• _Data section_
# # # #
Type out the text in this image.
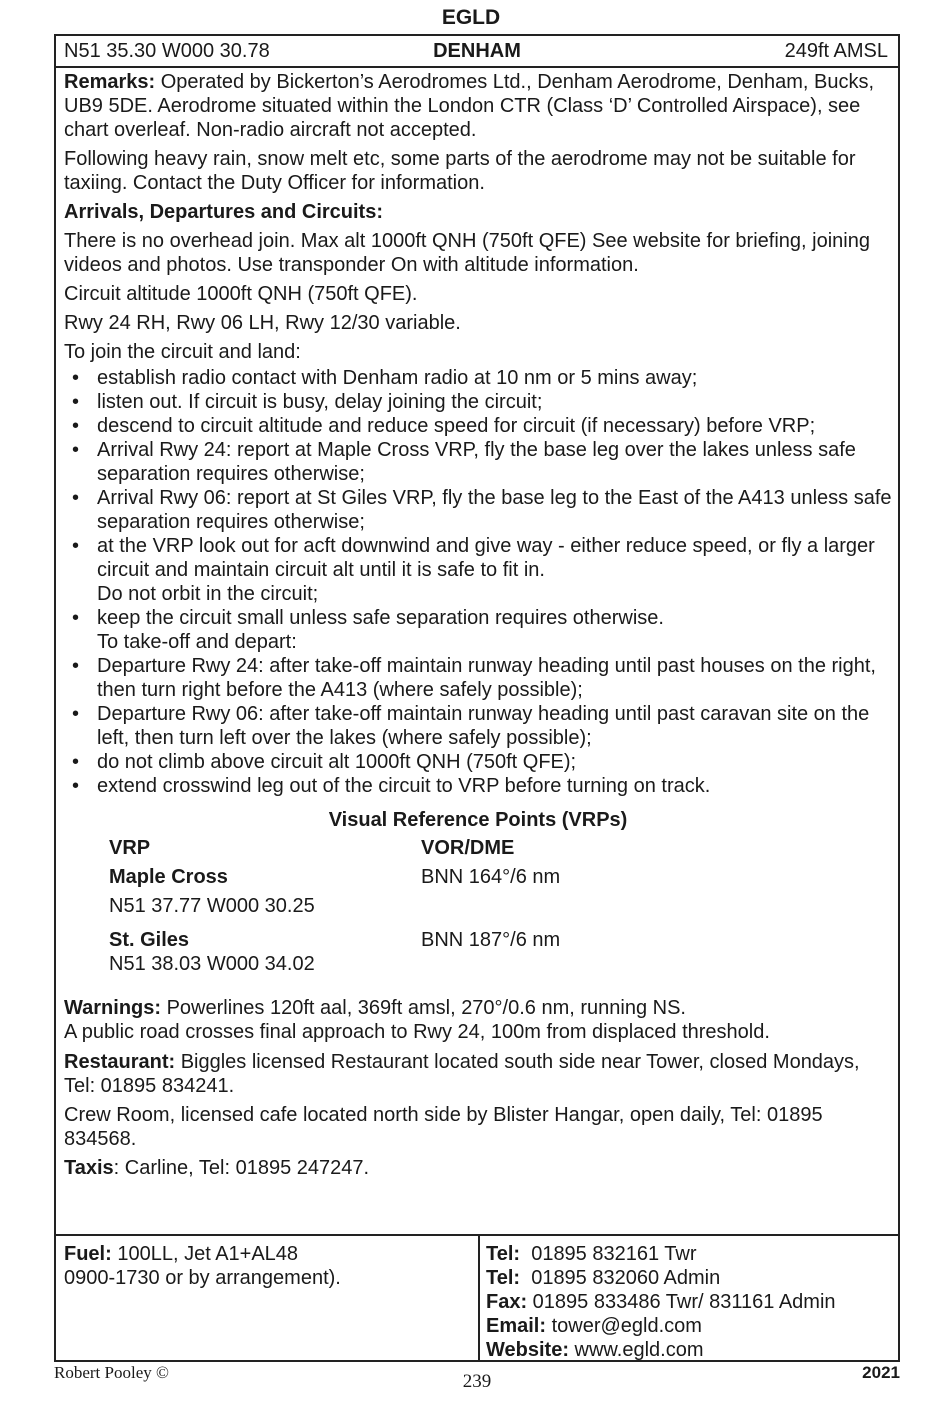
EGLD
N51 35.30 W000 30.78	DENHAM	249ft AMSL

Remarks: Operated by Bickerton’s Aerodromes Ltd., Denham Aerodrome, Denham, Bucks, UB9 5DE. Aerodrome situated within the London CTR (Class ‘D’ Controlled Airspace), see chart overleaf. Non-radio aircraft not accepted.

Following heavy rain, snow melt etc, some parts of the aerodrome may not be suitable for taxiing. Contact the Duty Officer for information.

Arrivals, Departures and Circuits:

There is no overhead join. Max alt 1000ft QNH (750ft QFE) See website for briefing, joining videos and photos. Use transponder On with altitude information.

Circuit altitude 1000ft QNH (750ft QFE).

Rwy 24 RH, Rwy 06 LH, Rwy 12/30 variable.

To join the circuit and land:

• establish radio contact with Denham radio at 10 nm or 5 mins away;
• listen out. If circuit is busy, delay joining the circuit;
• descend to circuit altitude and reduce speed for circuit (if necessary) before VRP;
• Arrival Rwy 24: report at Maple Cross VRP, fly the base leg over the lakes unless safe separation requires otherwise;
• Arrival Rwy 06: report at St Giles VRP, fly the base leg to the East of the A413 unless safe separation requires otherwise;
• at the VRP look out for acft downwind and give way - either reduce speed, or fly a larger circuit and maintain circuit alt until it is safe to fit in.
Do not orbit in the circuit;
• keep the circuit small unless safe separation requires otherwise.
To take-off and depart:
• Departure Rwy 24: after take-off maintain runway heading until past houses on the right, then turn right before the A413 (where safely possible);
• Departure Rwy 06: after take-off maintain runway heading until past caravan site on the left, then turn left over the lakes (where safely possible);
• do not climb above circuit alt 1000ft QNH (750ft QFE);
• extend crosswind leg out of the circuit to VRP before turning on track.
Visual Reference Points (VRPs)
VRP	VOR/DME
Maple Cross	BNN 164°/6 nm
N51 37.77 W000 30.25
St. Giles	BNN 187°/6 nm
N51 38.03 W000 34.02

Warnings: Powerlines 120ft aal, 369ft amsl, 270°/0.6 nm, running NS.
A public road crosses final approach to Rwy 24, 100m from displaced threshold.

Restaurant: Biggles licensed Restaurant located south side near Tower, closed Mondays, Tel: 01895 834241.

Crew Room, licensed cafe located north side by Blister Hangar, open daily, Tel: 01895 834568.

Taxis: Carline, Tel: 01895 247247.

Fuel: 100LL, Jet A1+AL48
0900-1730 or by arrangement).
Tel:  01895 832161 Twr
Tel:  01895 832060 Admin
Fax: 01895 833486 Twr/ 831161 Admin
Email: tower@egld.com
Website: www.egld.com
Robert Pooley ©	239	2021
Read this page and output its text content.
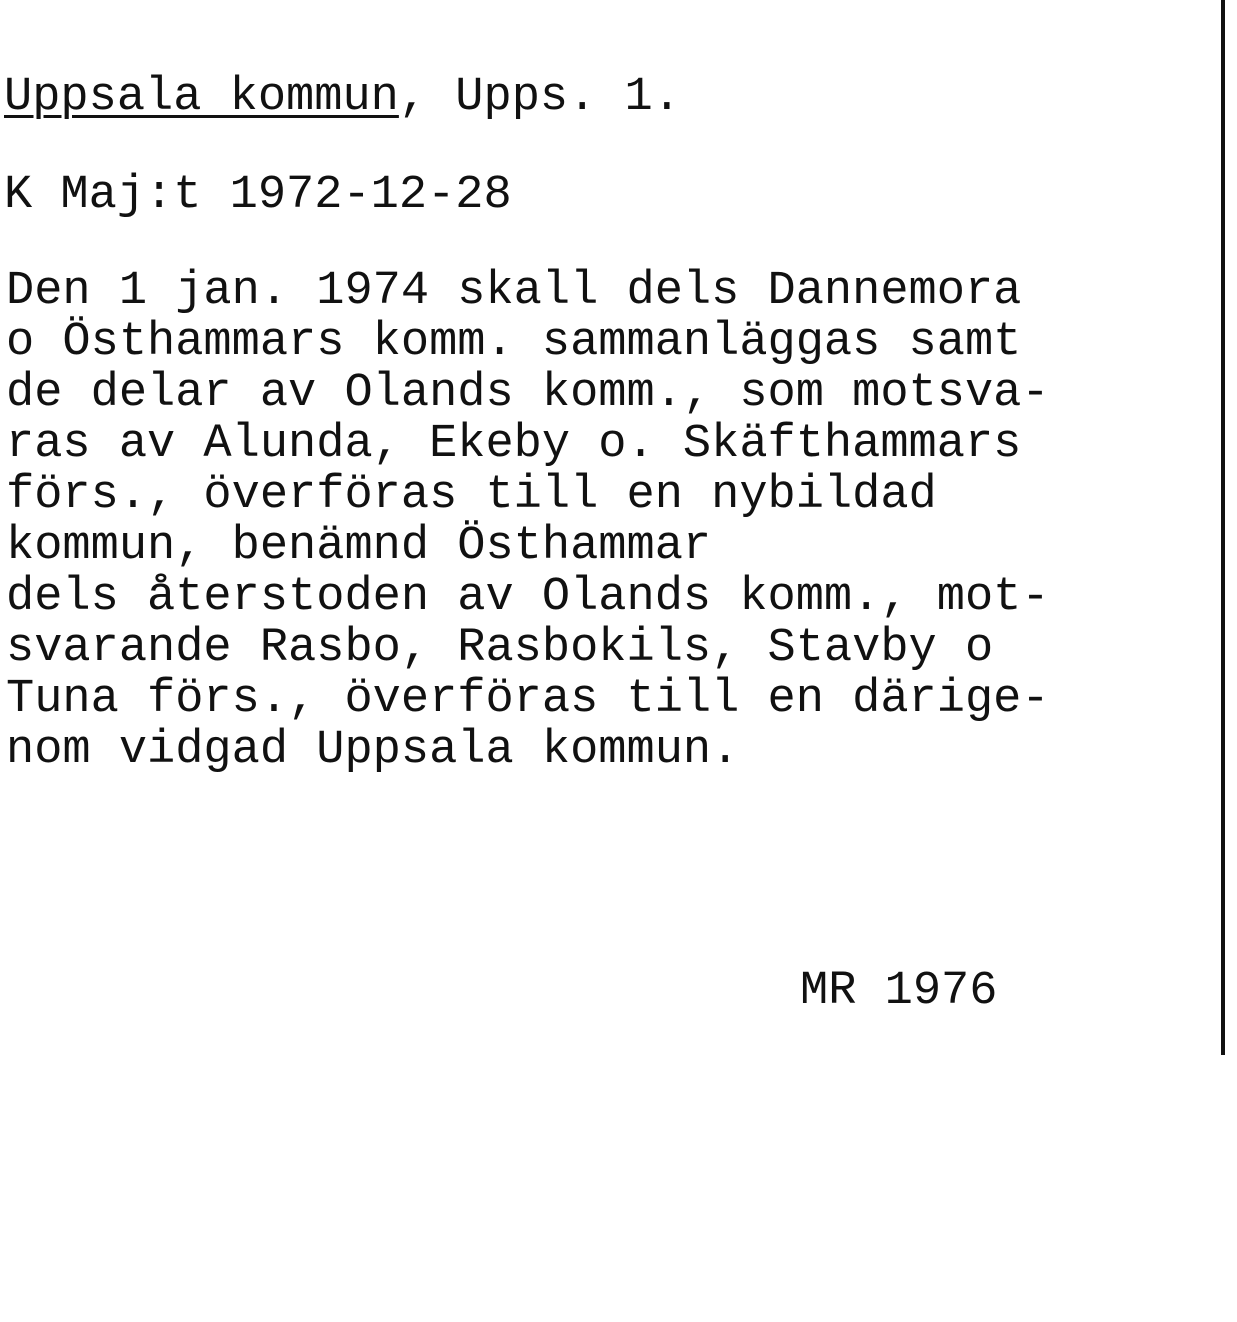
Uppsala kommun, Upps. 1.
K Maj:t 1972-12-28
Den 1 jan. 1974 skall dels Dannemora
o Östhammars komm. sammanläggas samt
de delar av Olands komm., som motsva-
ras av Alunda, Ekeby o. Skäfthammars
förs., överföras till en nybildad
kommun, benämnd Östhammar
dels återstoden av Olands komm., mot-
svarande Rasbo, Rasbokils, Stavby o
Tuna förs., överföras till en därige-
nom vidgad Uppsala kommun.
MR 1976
# # # #
• _Exercise_
Only a number is needed: how many lines of the material above contain "radio"?

• _Reply to the exercise_
2